[Records from a dataset]
* start *
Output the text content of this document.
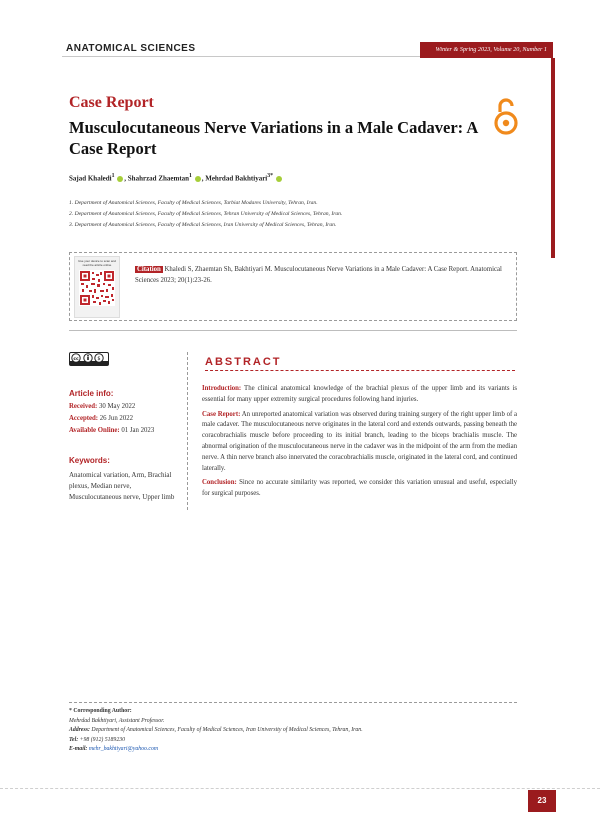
ANATOMICAL SCIENCES	Winter & Spring 2023, Volume 20, Number 1
Case Report
Musculocutaneous Nerve Variations in a Male Cadaver: A Case Report
Sajad Khaledi$^1$ , Shahrzad Zhaemtan$^1$ , Mehrdad Bakhtiyari$^{3*}$
1. Department of Anatomical Sciences, Faculty of Medical Sciences, Tarbiat Modares University, Tehran, Iran.
2. Department of Anatomical Sciences, Faculty of Medical Sciences, Tehran University of Medical Sciences, Tehran, Iran.
3. Department of Anatomical Sciences, Faculty of Medical Sciences, Iran University of Medical Sciences, Tehran, Iran.
Use your device to scan and read the article online
Citation Khaledi S, Zhaemtan Sh, Bakhtiyari M. Musculocutaneous Nerve Variations in a Male Cadaver: A Case Report. Anatomical Sciences 2023; 20(1):23-26.
$
cc
Article info:
Received: 30 May 2022
Accepted: 26 Jun 2022
Available Online: 01 Jan 2023
Keywords:
Anatomical variation, Arm, Brachial plexus, Median nerve, Musculocutaneous nerve, Upper limb
ABSTRACT

Introduction: The clinical anatomical knowledge of the brachial plexus of the upper limb and its variants is essential for many upper extremity surgical procedures following hand injuries.

Case Report: An unreported anatomical variation was observed during training surgery of the right upper limb of a male cadaver. The musculocutaneous nerve originates in the lateral cord and extends outwards, passing beneath the coracobrachialis muscle before proceeding to its initial branch, leading to the biceps brachialis muscle. The abnormal origination of the musculocutaneous nerve in the cadaver was in the midpoint of the arm from the median nerve. A thin nerve branch also innervated the coracobrachialis muscle, originated in the lateral cord, and continued laterally.

Conclusion: Since no accurate similarity was reported, we consider this variation unusual and useful, especially for surgical purposes.

* Corresponding Author:
Mehrdad Bakhtiyari, Assistant Professor.
Address: Department of Anatomical Sciences, Faculty of Medical Sciences, Iran University of Medical Sciences, Tehran, Iran.
Tel: +98 (912) 5189230
E-mail: mehr_bakhtiyari@yahoo.com
23
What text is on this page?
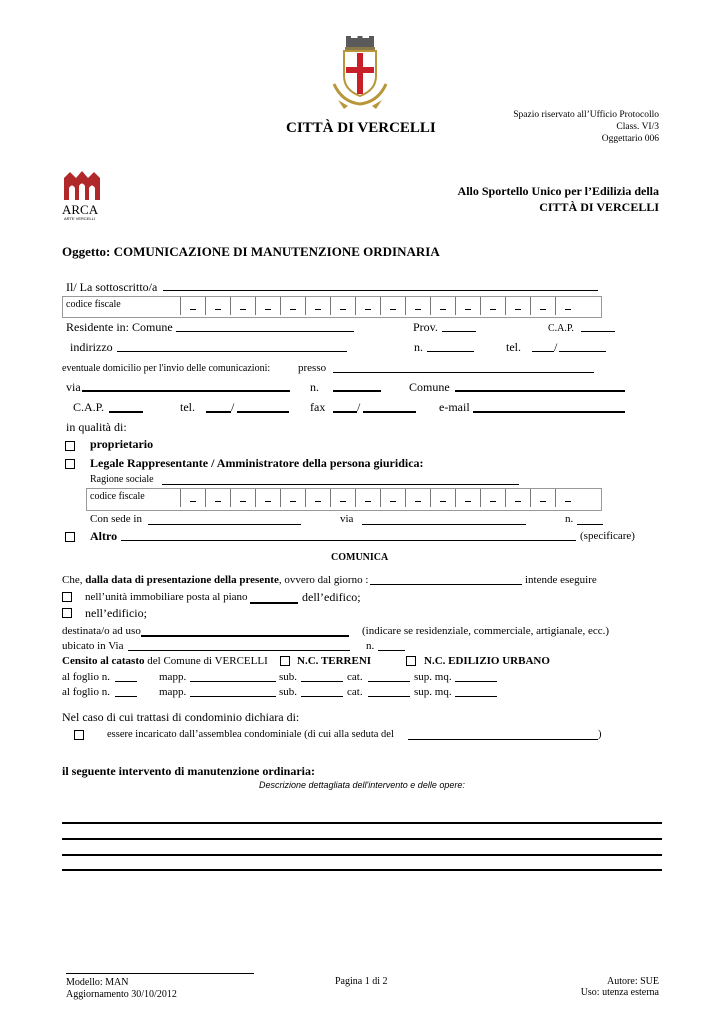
CITTÀ DI VERCELLI
Spazio riservato all’Ufficio Protocollo
Class. VI/3
Oggettario 006
ARCA
ARTE VERCELLI
Allo Sportello Unico per l’Edilizia della
CITTÀ DI VERCELLI
Oggetto: COMUNICAZIONE DI MANUTENZIONE ORDINARIA
Il/ La sottoscritto/a
codice fiscale
Residente in: Comune	Prov.	C.A.P.
indirizzo	n.	tel.	/
eventuale domicilio per l'invio delle comunicazioni:	presso
via	n.	Comune
C.A.P.	tel.	/	fax	/	e-mail
in qualità di:
proprietario
Legale Rappresentante / Amministratore della persona giuridica:
Ragione sociale
codice fiscale
Con sede in	via	n.
Altro	(specificare)
COMUNICA
Che, dalla data di presentazione della presente, ovvero dal giorno :	intende eseguire
nell’unità immobiliare posta al piano	dell’edifico;
nell’edificio;
destinata/o ad uso	(indicare se residenziale, commerciale, artigianale, ecc.)
ubicato in Via	n.
Censito al catasto del Comune di VERCELLI	N.C. TERRENI	N.C. EDILIZIO URBANO
al foglio n.	mapp.	sub.	cat.	sup. mq.
al foglio n.	mapp.	sub.	cat.	sup. mq.
Nel caso di cui trattasi di condominio dichiara di:
essere incaricato dall’assemblea condominiale (di cui alla seduta del	)
il seguente intervento di manutenzione ordinaria:
Descrizione dettagliata dell'intervento e delle opere:
Modello: MAN
Aggiornamento 30/10/2012
Pagina 1 di 2	Autore: SUE
Uso: utenza esterna
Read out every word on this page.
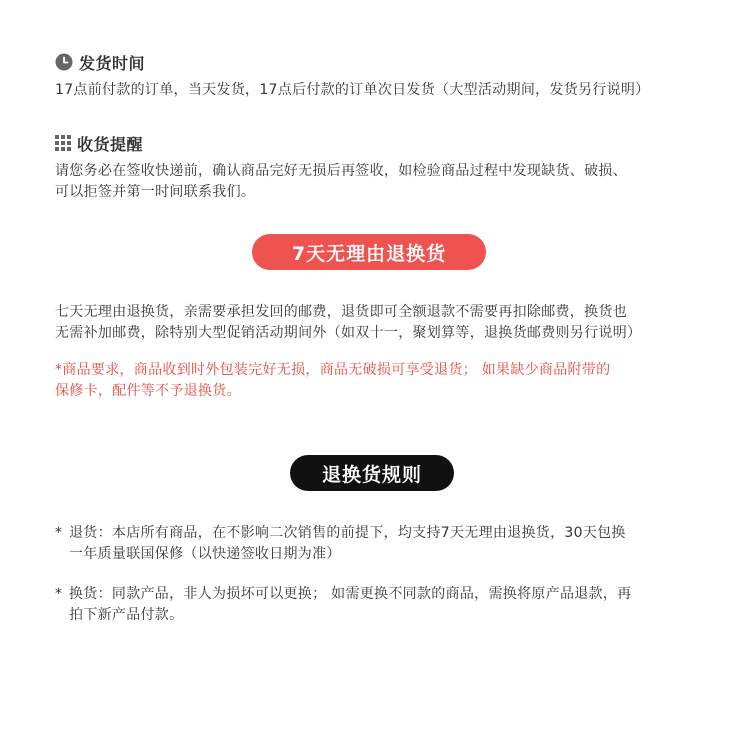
发货时间
17点前付款的订单，当天发货，17点后付款的订单次日发货（大型活动期间，发货另行说明）
收货提醒
请您务必在签收快递前，确认商品完好无损后再签收，如检验商品过程中发现缺货、破损、
可以拒签并第一时间联系我们。
7天无理由退换货
七天无理由退换货，亲需要承担发回的邮费，退货即可全额退款不需要再扣除邮费，换货也
无需补加邮费，除特别大型促销活动期间外（如双十一，聚划算等，退换货邮费则另行说明）
*商品要求，商品收到时外包装完好无损，商品无破损可享受退货； 如果缺少商品附带的
保修卡，配件等不予退换货。
退换货规则
* 退货：本店所有商品，在不影响二次销售的前提下，均支持7天无理由退换货，30天包换
一年质量联国保修（以快递签收日期为准）
* 换货：同款产品，非人为损坏可以更换； 如需更换不同款的商品，需换将原产品退款，再
拍下新产品付款。
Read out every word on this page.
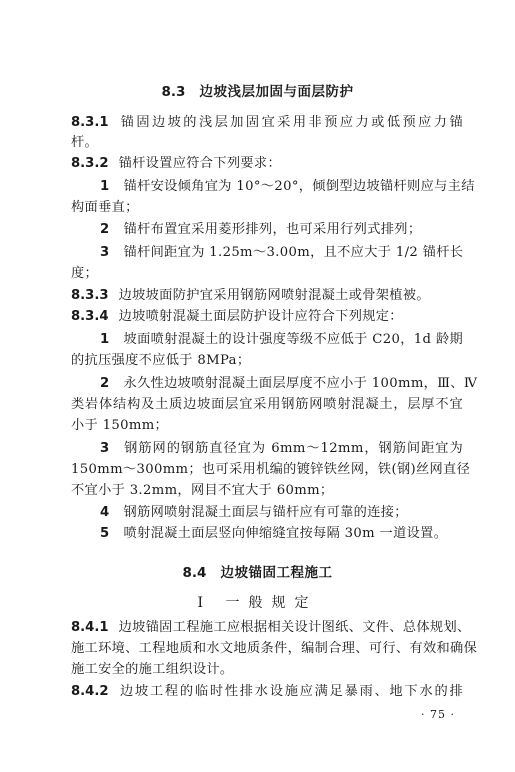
8.3 边坡浅层加固与面层防护
8.3.1 锚固边坡的浅层加固宜采用非预应力或低预应力锚
杆。
8.3.2 锚杆设置应符合下列要求：
1 锚杆安设倾角宜为 10°～20°，倾倒型边坡锚杆则应与主结
构面垂直；
2 锚杆布置宜采用菱形排列，也可采用行列式排列；
3 锚杆间距宜为 1.25m～3.00m，且不应大于 1/2 锚杆长
度；
8.3.3 边坡坡面防护宜采用钢筋网喷射混凝土或骨架植被。
8.3.4 边坡喷射混凝土面层防护设计应符合下列规定：
1 坡面喷射混凝土的设计强度等级不应低于 C20，1d 龄期
的抗压强度不应低于 8MPa；
2 永久性边坡喷射混凝土面层厚度不应小于 100mm，Ⅲ、Ⅳ
类岩体结构及土质边坡面层宜采用钢筋网喷射混凝土，层厚不宜
小于 150mm；
3 钢筋网的钢筋直径宜为 6mm～12mm，钢筋间距宜为
150mm～300mm；也可采用机编的镀锌铁丝网，铁(钢)丝网直径
不宜小于 3.2mm，网目不宜大于 60mm；
4 钢筋网喷射混凝土面层与锚杆应有可靠的连接；
5 喷射混凝土面层竖向伸缩缝宜按每隔 30m 一道设置。
8.4 边坡锚固工程施工
Ⅰ 一般规定
8.4.1 边坡锚固工程施工应根据相关设计图纸、文件、总体规划、
施工环境、工程地质和水文地质条件，编制合理、可行、有效和确保
施工安全的施工组织设计。
8.4.2 边坡工程的临时性排水设施应满足暴雨、地下水的排
· 75 ·
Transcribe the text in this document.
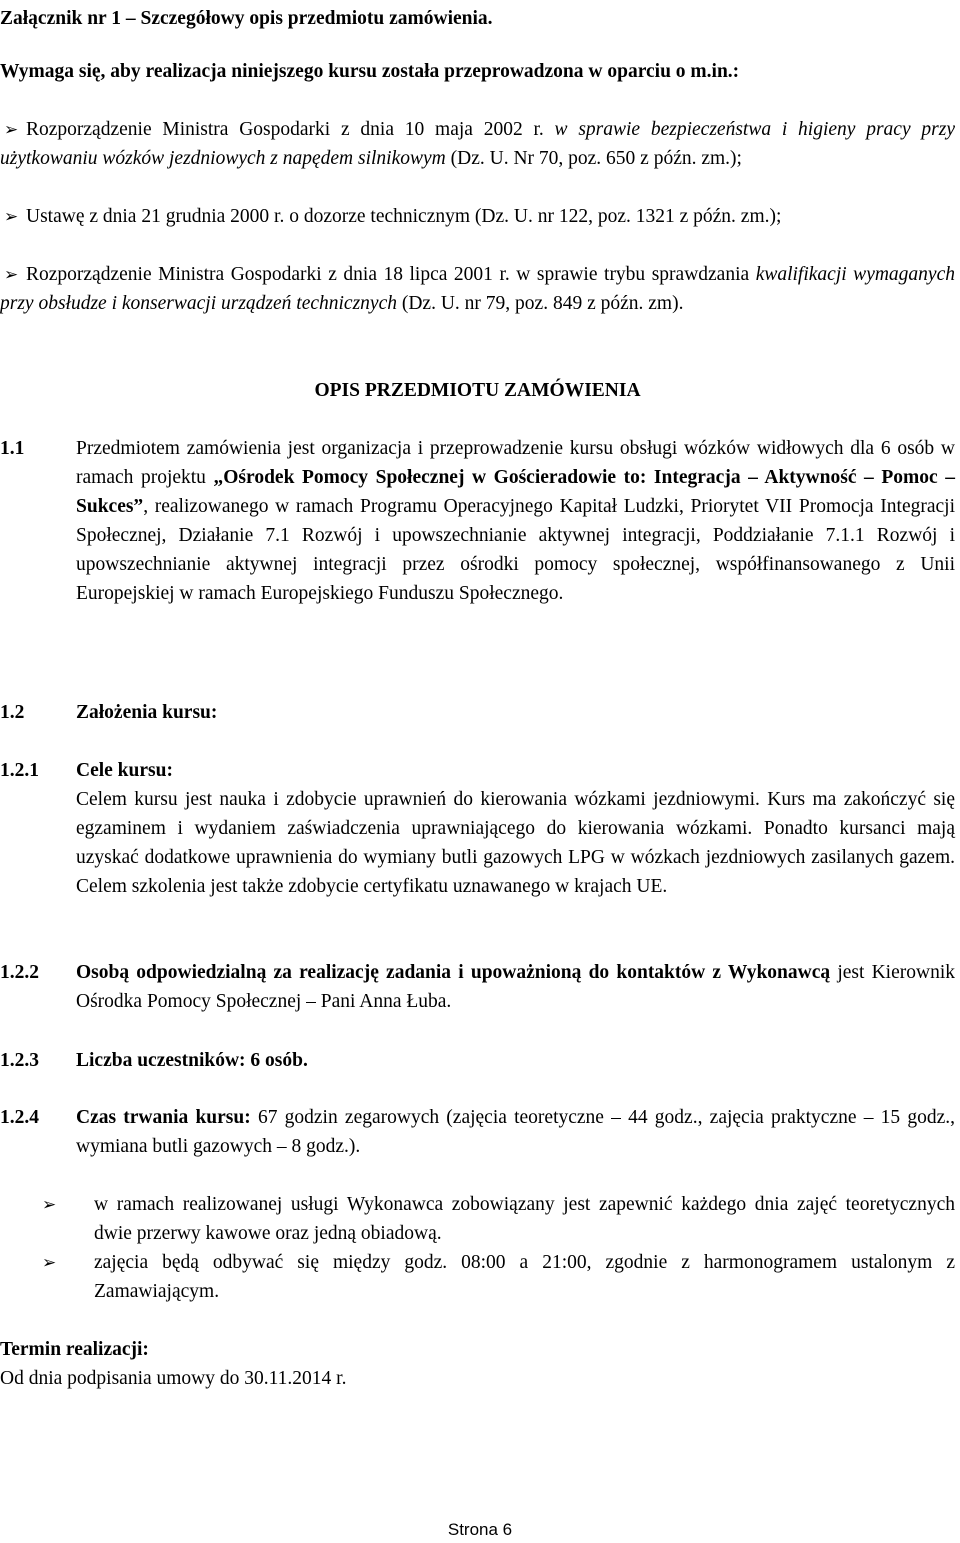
Załącznik nr 1 – Szczegółowy opis przedmiotu zamówienia.
Wymaga się, aby realizacja niniejszego kursu została przeprowadzona w oparciu o m.in.:
➢ Rozporządzenie Ministra Gospodarki z dnia 10 maja 2002 r. w sprawie bezpieczeństwa i higieny pracy przy użytkowaniu wózków jezdniowych z napędem silnikowym (Dz. U. Nr 70, poz. 650 z późn. zm.);
➢ Ustawę z dnia 21 grudnia 2000 r. o dozorze technicznym (Dz. U. nr 122, poz. 1321 z późn. zm.);
➢ Rozporządzenie Ministra Gospodarki z dnia 18 lipca 2001 r. w sprawie trybu sprawdzania kwalifikacji wymaganych przy obsłudze i konserwacji urządzeń technicznych (Dz. U. nr 79, poz. 849 z późn. zm).
OPIS PRZEDMIOTU ZAMÓWIENIA
1.1	Przedmiotem zamówienia jest organizacja i przeprowadzenie kursu obsługi wózków widłowych dla 6 osób w ramach projektu „Ośrodek Pomocy Społecznej w Gościeradowie to: Integracja – Aktywność – Pomoc – Sukces”, realizowanego w ramach Programu Operacyjnego Kapitał Ludzki, Priorytet VII Promocja Integracji Społecznej, Działanie 7.1 Rozwój i upowszechnianie aktywnej integracji, Poddziałanie 7.1.1 Rozwój i upowszechnianie aktywnej integracji przez ośrodki pomocy społecznej, współfinansowanego z Unii Europejskiej w ramach Europejskiego Funduszu Społecznego.
1.2	Założenia kursu:
1.2.1	Cele kursu:
Celem kursu jest nauka i zdobycie uprawnień do kierowania wózkami jezdniowymi. Kurs ma zakończyć się egzaminem i wydaniem zaświadczenia uprawniającego do kierowania wózkami. Ponadto kursanci mają uzyskać dodatkowe uprawnienia do wymiany butli gazowych LPG w wózkach jezdniowych zasilanych gazem. Celem szkolenia jest także zdobycie certyfikatu uznawanego w krajach UE.
1.2.2	Osobą odpowiedzialną za realizację zadania i upoważnioną do kontaktów z Wykonawcą jest Kierownik Ośrodka Pomocy Społecznej – Pani Anna Łuba.
1.2.3	Liczba uczestników: 6 osób.
1.2.4	Czas trwania kursu: 67 godzin zegarowych (zajęcia teoretyczne – 44 godz., zajęcia praktyczne – 15 godz., wymiana butli gazowych – 8 godz.).
➢ w ramach realizowanej usługi Wykonawca zobowiązany jest zapewnić każdego dnia zajęć teoretycznych dwie przerwy kawowe oraz jedną obiadową.
➢ zajęcia będą odbywać się między godz. 08:00 a 21:00, zgodnie z harmonogramem ustalonym z Zamawiającym.
Termin realizacji:
Od dnia podpisania umowy do 30.11.2014 r.
Strona 6
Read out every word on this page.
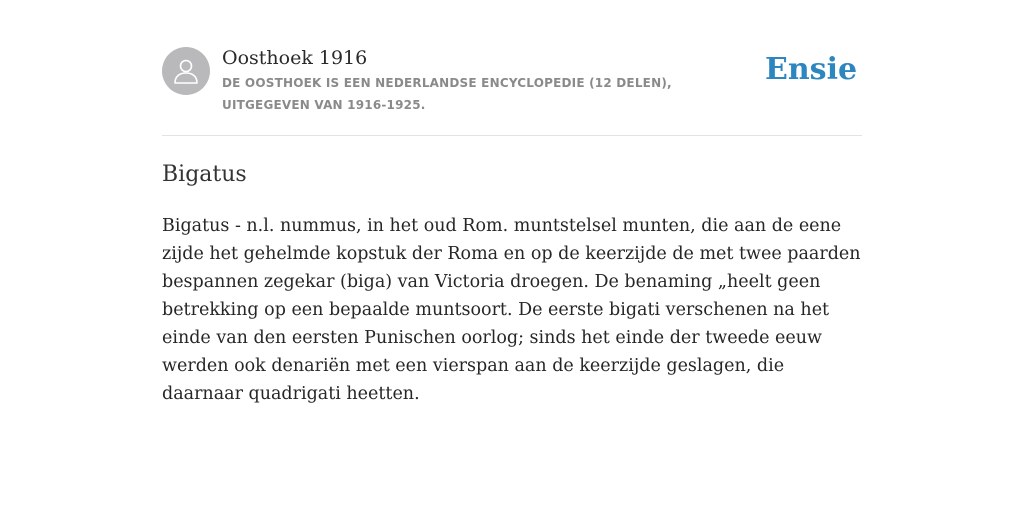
Oosthoek 1916
DE OOSTHOEK IS EEN NEDERLANDSE ENCYCLOPEDIE (12 DELEN), UITGEGEVEN VAN 1916-1925.
Ensie
Bigatus

Bigatus - n.l. nummus, in het oud Rom. muntstelsel munten, die aan de eene zijde het gehelmde kopstuk der Roma en op de keerzijde de met twee paarden bespannen zegekar (biga) van Victoria droegen. De benaming „heelt geen betrekking op een bepaalde muntsoort. De eerste bigati verschenen na het einde van den eersten Punischen oorlog; sinds het einde der tweede eeuw werden ook denariën met een vierspan aan de keerzijde geslagen, die daarnaar quadrigati heetten.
* end *
Task to carry out
Take every line above carrying "przy" and return it.

Exercise solution
➢ Rozporządzenie Ministra Gospodarki z dnia 10 maja 2002 r. w sprawie bezpieczeństwa i higieny pracy przy użytkowaniu wózków jezdniowych z napędem silnikowym (Dz. U. Nr 70, poz. 650 z późn. zm.);
➢ Rozporządzenie Ministra Gospodarki z dnia 18 lipca 2001 r. w sprawie trybu sprawdzania kwalifikacji wymaganych przy obsłudze i konserwacji urządzeń technicznych (Dz. U. nr 79, poz. 849 z późn. zm).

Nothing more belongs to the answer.